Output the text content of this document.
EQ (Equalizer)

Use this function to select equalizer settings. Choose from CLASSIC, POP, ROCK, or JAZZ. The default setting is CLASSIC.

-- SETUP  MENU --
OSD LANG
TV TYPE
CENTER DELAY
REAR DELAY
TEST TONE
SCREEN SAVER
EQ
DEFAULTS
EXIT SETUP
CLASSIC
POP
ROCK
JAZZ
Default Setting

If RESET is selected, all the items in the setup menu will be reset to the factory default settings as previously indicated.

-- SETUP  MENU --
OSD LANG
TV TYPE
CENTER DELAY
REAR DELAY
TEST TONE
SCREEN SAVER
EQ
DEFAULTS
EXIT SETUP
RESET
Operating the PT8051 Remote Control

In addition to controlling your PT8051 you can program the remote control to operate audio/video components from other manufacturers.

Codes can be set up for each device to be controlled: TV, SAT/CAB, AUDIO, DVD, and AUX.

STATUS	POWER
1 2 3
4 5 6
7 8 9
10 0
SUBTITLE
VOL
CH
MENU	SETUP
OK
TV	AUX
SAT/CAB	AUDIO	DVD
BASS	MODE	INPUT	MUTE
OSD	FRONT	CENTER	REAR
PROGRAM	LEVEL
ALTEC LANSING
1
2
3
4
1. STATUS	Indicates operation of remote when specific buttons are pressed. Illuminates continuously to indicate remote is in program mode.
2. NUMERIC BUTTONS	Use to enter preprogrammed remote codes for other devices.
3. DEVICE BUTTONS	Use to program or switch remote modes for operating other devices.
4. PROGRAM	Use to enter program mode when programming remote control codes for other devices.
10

____________________

# [GIVEN REQUEST]
List the lines that contain the word "this".

# [CORRECT RESPONSE]
Output the text content of this document.
Use this function to select equalizer settings. Choose from CLASSIC, POP, ROCK, or JAZZ. The default setting is CLASSIC.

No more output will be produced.